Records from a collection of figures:
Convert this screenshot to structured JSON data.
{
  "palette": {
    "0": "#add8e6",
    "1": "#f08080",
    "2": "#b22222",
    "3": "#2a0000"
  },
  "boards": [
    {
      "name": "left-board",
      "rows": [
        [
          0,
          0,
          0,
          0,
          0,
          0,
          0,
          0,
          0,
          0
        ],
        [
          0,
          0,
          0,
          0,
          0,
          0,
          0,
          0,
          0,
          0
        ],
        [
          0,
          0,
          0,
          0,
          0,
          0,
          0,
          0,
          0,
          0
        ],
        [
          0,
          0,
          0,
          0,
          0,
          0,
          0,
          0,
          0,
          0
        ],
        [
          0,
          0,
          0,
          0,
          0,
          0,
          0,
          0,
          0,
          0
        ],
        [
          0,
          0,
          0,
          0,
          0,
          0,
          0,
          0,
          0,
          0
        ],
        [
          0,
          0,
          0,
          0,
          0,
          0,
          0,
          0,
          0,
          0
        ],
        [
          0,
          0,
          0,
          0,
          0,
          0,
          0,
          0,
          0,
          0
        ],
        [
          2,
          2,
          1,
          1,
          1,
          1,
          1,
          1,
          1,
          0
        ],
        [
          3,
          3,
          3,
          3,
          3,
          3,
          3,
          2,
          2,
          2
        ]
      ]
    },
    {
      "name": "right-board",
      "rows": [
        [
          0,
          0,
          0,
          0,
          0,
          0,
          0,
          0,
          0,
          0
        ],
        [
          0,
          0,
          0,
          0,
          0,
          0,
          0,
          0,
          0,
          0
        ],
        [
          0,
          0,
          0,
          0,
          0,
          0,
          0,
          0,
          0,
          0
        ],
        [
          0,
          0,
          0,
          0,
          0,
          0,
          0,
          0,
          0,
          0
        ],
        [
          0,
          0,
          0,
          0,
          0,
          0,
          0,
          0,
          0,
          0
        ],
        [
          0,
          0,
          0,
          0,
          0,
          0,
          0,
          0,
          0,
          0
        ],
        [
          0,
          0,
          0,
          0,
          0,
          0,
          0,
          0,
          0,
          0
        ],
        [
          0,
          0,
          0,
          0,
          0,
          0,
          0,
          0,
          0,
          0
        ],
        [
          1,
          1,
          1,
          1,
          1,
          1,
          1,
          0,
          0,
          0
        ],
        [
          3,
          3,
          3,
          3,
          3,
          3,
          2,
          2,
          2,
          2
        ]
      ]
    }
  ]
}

The problem: Return every record above exactly as it appears.

Correct result:
Convert this screenshot to structured JSON data.
{
  "palette": {
    "0": "#add8e6",
    "1": "#f08080",
    "2": "#b22222",
    "3": "#2a0000"
  },
  "boards": [
    {
      "name": "left-board",
      "rows": [
        [
          0,
          0,
          0,
          0,
          0,
          0,
          0,
          0,
          0,
          0
        ],
        [
          0,
          0,
          0,
          0,
          0,
          0,
          0,
          0,
          0,
          0
        ],
        [
          0,
          0,
          0,
          0,
          0,
          0,
          0,
          0,
          0,
          0
        ],
        [
          0,
          0,
          0,
          0,
          0,
          0,
          0,
          0,
          0,
          0
        ],
        [
          0,
          0,
          0,
          0,
          0,
          0,
          0,
          0,
          0,
          0
        ],
        [
          0,
          0,
          0,
          0,
          0,
          0,
          0,
          0,
          0,
          0
        ],
        [
          0,
          0,
          0,
          0,
          0,
          0,
          0,
          0,
          0,
          0
        ],
        [
          0,
          0,
          0,
          0,
          0,
          0,
          0,
          0,
          0,
          0
        ],
        [
          2,
          2,
          1,
          1,
          1,
          1,
          1,
          1,
          1,
          0
        ],
        [
          3,
          3,
          3,
          3,
          3,
          3,
          3,
          2,
          2,
          2
        ]
      ]
    },
    {
      "name": "right-board",
      "rows": [
        [
          0,
          0,
          0,
          0,
          0,
          0,
          0,
          0,
          0,
          0
        ],
        [
          0,
          0,
          0,
          0,
          0,
          0,
          0,
          0,
          0,
          0
        ],
        [
          0,
          0,
          0,
          0,
          0,
          0,
          0,
          0,
          0,
          0
        ],
        [
          0,
          0,
          0,
          0,
          0,
          0,
          0,
          0,
          0,
          0
        ],
        [
          0,
          0,
          0,
          0,
          0,
          0,
          0,
          0,
          0,
          0
        ],
        [
          0,
          0,
          0,
          0,
          0,
          0,
          0,
          0,
          0,
          0
        ],
        [
          0,
          0,
          0,
          0,
          0,
          0,
          0,
          0,
          0,
          0
        ],
        [
          0,
          0,
          0,
          0,
          0,
          0,
          0,
          0,
          0,
          0
        ],
        [
          1,
          1,
          1,
          1,
          1,
          1,
          1,
          0,
          0,
          0
        ],
        [
          3,
          3,
          3,
          3,
          3,
          3,
          2,
          2,
          2,
          2
        ]
      ]
    }
  ]
}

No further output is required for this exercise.